===== PROVIDED ENTRIES
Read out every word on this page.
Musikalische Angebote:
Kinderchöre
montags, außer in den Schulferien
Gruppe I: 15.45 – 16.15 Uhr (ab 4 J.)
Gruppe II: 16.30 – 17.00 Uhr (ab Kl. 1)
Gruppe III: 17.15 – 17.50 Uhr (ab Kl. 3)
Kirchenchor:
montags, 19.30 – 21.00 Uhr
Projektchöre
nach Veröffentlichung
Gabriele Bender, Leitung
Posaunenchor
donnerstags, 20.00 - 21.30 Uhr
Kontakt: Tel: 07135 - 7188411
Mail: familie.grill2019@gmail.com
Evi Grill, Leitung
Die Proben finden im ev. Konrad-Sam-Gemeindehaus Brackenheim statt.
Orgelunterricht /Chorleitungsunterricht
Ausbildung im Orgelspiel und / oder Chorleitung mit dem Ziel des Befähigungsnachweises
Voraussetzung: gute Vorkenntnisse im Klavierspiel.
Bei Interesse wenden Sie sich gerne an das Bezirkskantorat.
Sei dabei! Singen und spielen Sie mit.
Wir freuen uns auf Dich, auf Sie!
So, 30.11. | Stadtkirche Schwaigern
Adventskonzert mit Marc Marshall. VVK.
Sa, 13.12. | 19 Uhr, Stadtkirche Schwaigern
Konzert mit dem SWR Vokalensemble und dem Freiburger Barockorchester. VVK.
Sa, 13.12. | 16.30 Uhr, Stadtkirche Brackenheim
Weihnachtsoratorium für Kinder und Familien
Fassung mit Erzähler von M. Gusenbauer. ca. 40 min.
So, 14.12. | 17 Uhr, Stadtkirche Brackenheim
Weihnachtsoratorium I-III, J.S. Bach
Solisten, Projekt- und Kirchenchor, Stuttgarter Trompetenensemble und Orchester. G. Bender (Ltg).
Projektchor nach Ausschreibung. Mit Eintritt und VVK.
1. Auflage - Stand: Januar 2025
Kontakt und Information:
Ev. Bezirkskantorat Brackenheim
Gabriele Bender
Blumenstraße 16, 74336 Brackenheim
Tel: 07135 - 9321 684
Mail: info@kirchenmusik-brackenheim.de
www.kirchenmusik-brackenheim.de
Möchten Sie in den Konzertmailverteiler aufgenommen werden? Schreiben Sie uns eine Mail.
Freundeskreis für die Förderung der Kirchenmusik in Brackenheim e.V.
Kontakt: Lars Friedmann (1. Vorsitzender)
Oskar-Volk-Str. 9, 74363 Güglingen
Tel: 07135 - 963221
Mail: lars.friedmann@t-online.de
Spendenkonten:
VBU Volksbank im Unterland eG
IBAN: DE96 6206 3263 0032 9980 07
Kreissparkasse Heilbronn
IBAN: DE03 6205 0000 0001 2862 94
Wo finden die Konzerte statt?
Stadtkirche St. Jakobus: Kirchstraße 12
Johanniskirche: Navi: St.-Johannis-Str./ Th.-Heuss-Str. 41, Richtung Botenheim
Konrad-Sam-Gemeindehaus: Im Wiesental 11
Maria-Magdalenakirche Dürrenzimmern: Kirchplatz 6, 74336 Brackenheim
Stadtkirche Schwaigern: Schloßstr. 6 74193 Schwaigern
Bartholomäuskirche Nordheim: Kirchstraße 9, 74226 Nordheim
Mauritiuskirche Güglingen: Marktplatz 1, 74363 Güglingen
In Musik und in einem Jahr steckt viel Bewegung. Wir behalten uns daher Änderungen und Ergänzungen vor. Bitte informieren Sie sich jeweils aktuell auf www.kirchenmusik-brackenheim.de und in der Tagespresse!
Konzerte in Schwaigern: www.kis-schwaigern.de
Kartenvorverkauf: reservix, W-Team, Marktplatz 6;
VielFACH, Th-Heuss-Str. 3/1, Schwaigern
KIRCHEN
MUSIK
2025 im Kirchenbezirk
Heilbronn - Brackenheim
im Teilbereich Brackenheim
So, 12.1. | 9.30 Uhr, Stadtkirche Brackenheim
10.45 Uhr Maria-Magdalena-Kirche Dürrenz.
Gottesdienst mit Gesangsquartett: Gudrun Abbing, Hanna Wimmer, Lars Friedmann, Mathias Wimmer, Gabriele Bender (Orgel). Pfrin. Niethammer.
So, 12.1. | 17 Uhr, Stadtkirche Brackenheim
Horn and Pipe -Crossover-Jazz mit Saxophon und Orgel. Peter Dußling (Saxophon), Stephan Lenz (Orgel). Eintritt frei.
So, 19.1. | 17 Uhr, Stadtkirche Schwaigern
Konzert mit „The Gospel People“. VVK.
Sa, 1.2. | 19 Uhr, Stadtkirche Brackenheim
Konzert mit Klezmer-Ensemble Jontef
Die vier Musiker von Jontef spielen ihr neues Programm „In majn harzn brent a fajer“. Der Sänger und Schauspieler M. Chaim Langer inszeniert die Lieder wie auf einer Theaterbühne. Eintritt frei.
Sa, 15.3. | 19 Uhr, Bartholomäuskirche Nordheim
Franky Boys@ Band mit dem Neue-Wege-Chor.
==========
Your answer should reproduce each line of the listing that holds the word "Schwaigern".

SOLUTION TO THIS PROBLEM:
So, 30.11. | Stadtkirche Schwaigern
Sa, 13.12. | 19 Uhr, Stadtkirche Schwaigern
Stadtkirche Schwaigern: Schloßstr. 6 74193 Schwaigern
Konzerte in Schwaigern: www.kis-schwaigern.de
VielFACH, Th-Heuss-Str. 3/1, Schwaigern
So, 19.1. | 17 Uhr, Stadtkirche Schwaigern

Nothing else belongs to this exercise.